> DESCRIPTION OF THE TASK
Drop every picture and give the entries back exactly.

> DATA EXCERPTS

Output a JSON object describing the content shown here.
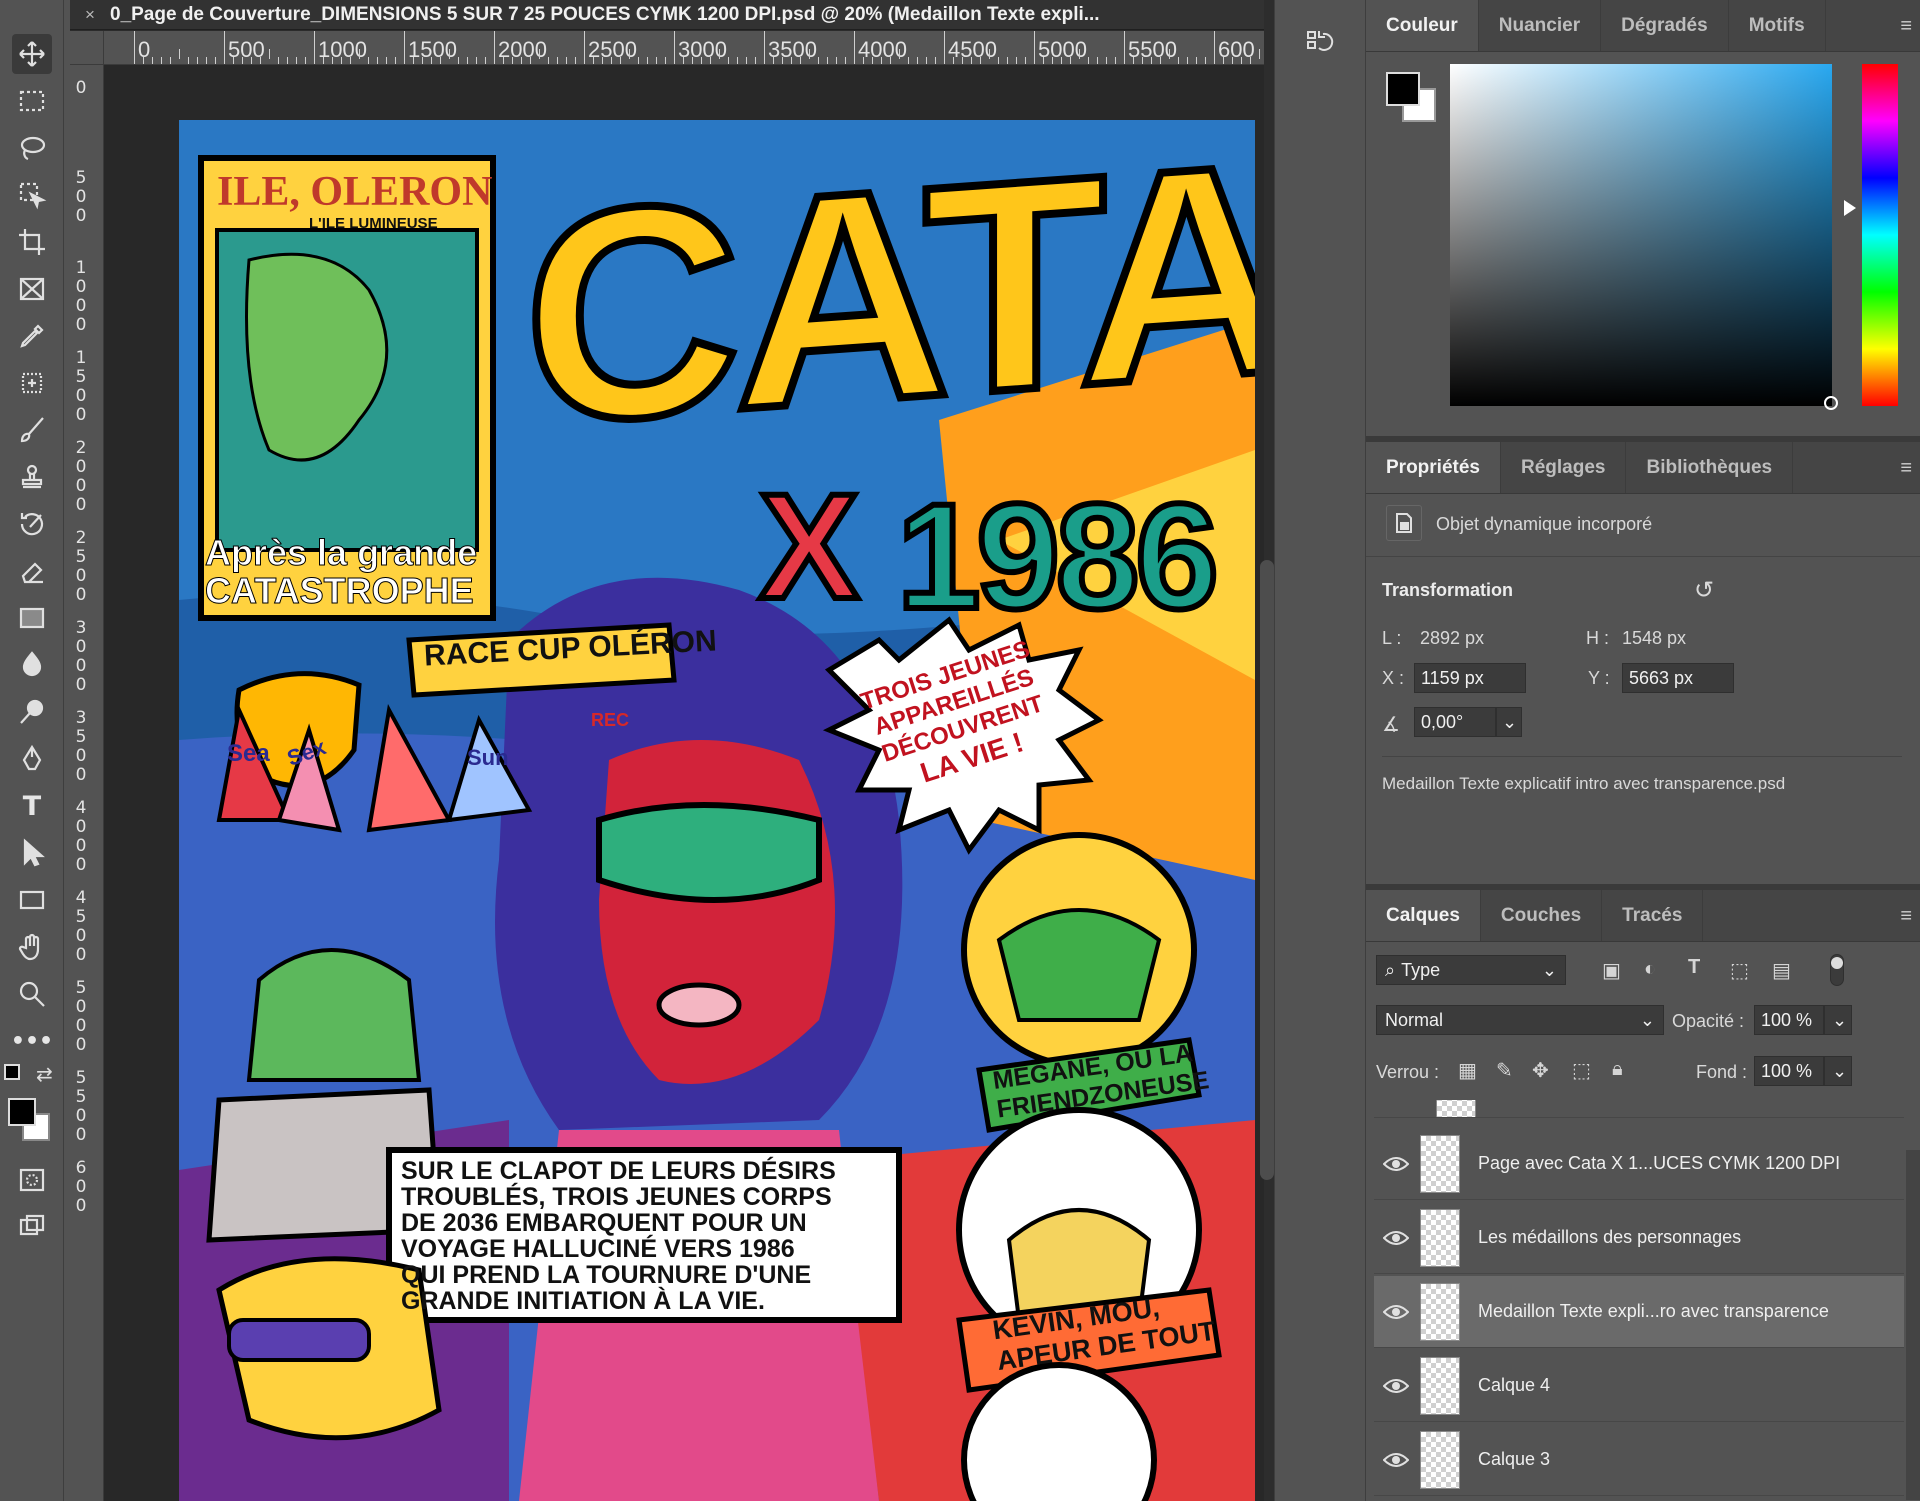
{
  "document": {
    "tab_title": "0_Page de Couverture_DIMENSIONS 5 SUR 7 25 POUCES CYMK 1200 DPI.psd @ 20% (Medaillon Texte expli...",
    "close_glyph": "×",
    "ruler_labels": [
      "0",
      "500",
      "1000",
      "1500",
      "2000",
      "2500",
      "3000",
      "3500",
      "4000",
      "4500",
      "5000",
      "5500",
      "600"
    ]
  },
  "artwork": {
    "map_title": "ILE, OLERON",
    "map_subtitle": "L'ILE LUMINEUSE",
    "map_caption_1": "Après la grande",
    "map_caption_2": "CATASTROPHE",
    "title": "CATA",
    "title_x": "X",
    "title_year": "1986",
    "race_label": "RACE CUP OLÉRON",
    "sail_1": "Sea",
    "sail_2": "Sex",
    "sail_3": "Sun",
    "rec": "REC",
    "burst_text": [
      "TROIS JEUNES",
      "APPAREILLÉS",
      "DÉCOUVRENT",
      "LA VIE !"
    ],
    "megane_label": [
      "MEGANE, OU LA",
      "FRIENDZONEUSE"
    ],
    "kevin_label": [
      "KEVIN, MOU,",
      "APEUR DE TOUT"
    ],
    "story_lines": [
      "SUR LE CLAPOT DE LEURS DÉSIRS",
      "TROUBLÉS, TROIS JEUNES CORPS",
      "DE 2036 EMBARQUENT POUR UN",
      "VOYAGE HALLUCINÉ VERS 1986",
      "QUI PREND LA TOURNURE D'UNE",
      "GRANDE INITIATION À LA VIE."
    ]
  },
  "color_panel": {
    "tabs": [
      "Couleur",
      "Nuancier",
      "Dégradés",
      "Motifs"
    ],
    "active_tab": "Couleur"
  },
  "properties_panel": {
    "tabs": [
      "Propriétés",
      "Réglages",
      "Bibliothèques"
    ],
    "object_type": "Objet dynamique incorporé",
    "section": "Transformation",
    "width_label": "L :",
    "width_value": "2892 px",
    "height_label": "H :",
    "height_value": "1548 px",
    "x_label": "X :",
    "x_value": "1159 px",
    "y_label": "Y :",
    "y_value": "5663 px",
    "angle_value": "0,00°",
    "linked_file": "Medaillon Texte explicatif intro avec transparence.psd"
  },
  "layers_panel": {
    "tabs": [
      "Calques",
      "Couches",
      "Tracés"
    ],
    "filter_type": "Type",
    "blend_mode": "Normal",
    "opacity_label": "Opacité :",
    "opacity_value": "100 %",
    "lock_label": "Verrou :",
    "fill_label": "Fond :",
    "fill_value": "100 %",
    "layers": [
      {
        "name": "Page avec Cata X 1...UCES CYMK 1200 DPI",
        "visible": true,
        "selected": false
      },
      {
        "name": "Les médaillons des personnages",
        "visible": true,
        "selected": false
      },
      {
        "name": "Medaillon Texte expli...ro avec transparence",
        "visible": true,
        "selected": true
      },
      {
        "name": "Calque 4",
        "visible": true,
        "selected": false
      },
      {
        "name": "Calque 3",
        "visible": true,
        "selected": false
      }
    ]
  },
  "colors": {
    "foreground": "#000000",
    "background": "#ffffff",
    "ui_panel": "#535353",
    "selected_layer": "#6a6a6a"
  }
}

> SOLVED PROBLEM
Output a JSON object describing the content shown here.
{
  "document": {
    "tab_title": "0_Page de Couverture_DIMENSIONS 5 SUR 7 25 POUCES CYMK 1200 DPI.psd @ 20% (Medaillon Texte expli...",
    "close_glyph": "×",
    "ruler_labels": [
      "0",
      "500",
      "1000",
      "1500",
      "2000",
      "2500",
      "3000",
      "3500",
      "4000",
      "4500",
      "5000",
      "5500",
      "600"
    ]
  },
  "artwork": {
    "map_title": "ILE, OLERON",
    "map_subtitle": "L'ILE LUMINEUSE",
    "map_caption_1": "Après la grande",
    "map_caption_2": "CATASTROPHE",
    "title": "CATA",
    "title_x": "X",
    "title_year": "1986",
    "race_label": "RACE CUP OLÉRON",
    "sail_1": "Sea",
    "sail_2": "Sex",
    "sail_3": "Sun",
    "rec": "REC",
    "burst_text": [
      "TROIS JEUNES",
      "APPAREILLÉS",
      "DÉCOUVRENT",
      "LA VIE !"
    ],
    "megane_label": [
      "MEGANE, OU LA",
      "FRIENDZONEUSE"
    ],
    "kevin_label": [
      "KEVIN, MOU,",
      "APEUR DE TOUT"
    ],
    "story_lines": [
      "SUR LE CLAPOT DE LEURS DÉSIRS",
      "TROUBLÉS, TROIS JEUNES CORPS",
      "DE 2036 EMBARQUENT POUR UN",
      "VOYAGE HALLUCINÉ VERS 1986",
      "QUI PREND LA TOURNURE D'UNE",
      "GRANDE INITIATION À LA VIE."
    ]
  },
  "color_panel": {
    "tabs": [
      "Couleur",
      "Nuancier",
      "Dégradés",
      "Motifs"
    ],
    "active_tab": "Couleur"
  },
  "properties_panel": {
    "tabs": [
      "Propriétés",
      "Réglages",
      "Bibliothèques"
    ],
    "object_type": "Objet dynamique incorporé",
    "section": "Transformation",
    "width_label": "L :",
    "width_value": "2892 px",
    "height_label": "H :",
    "height_value": "1548 px",
    "x_label": "X :",
    "x_value": "1159 px",
    "y_label": "Y :",
    "y_value": "5663 px",
    "angle_value": "0,00°",
    "linked_file": "Medaillon Texte explicatif intro avec transparence.psd"
  },
  "layers_panel": {
    "tabs": [
      "Calques",
      "Couches",
      "Tracés"
    ],
    "filter_type": "Type",
    "blend_mode": "Normal",
    "opacity_label": "Opacité :",
    "opacity_value": "100 %",
    "lock_label": "Verrou :",
    "fill_label": "Fond :",
    "fill_value": "100 %",
    "layers": [
      {
        "name": "Page avec Cata X 1...UCES CYMK 1200 DPI",
        "visible": true,
        "selected": false
      },
      {
        "name": "Les médaillons des personnages",
        "visible": true,
        "selected": false
      },
      {
        "name": "Medaillon Texte expli...ro avec transparence",
        "visible": true,
        "selected": true
      },
      {
        "name": "Calque 4",
        "visible": true,
        "selected": false
      },
      {
        "name": "Calque 3",
        "visible": true,
        "selected": false
      }
    ]
  },
  "colors": {
    "foreground": "#000000",
    "background": "#ffffff",
    "ui_panel": "#535353",
    "selected_layer": "#6a6a6a"
  }
}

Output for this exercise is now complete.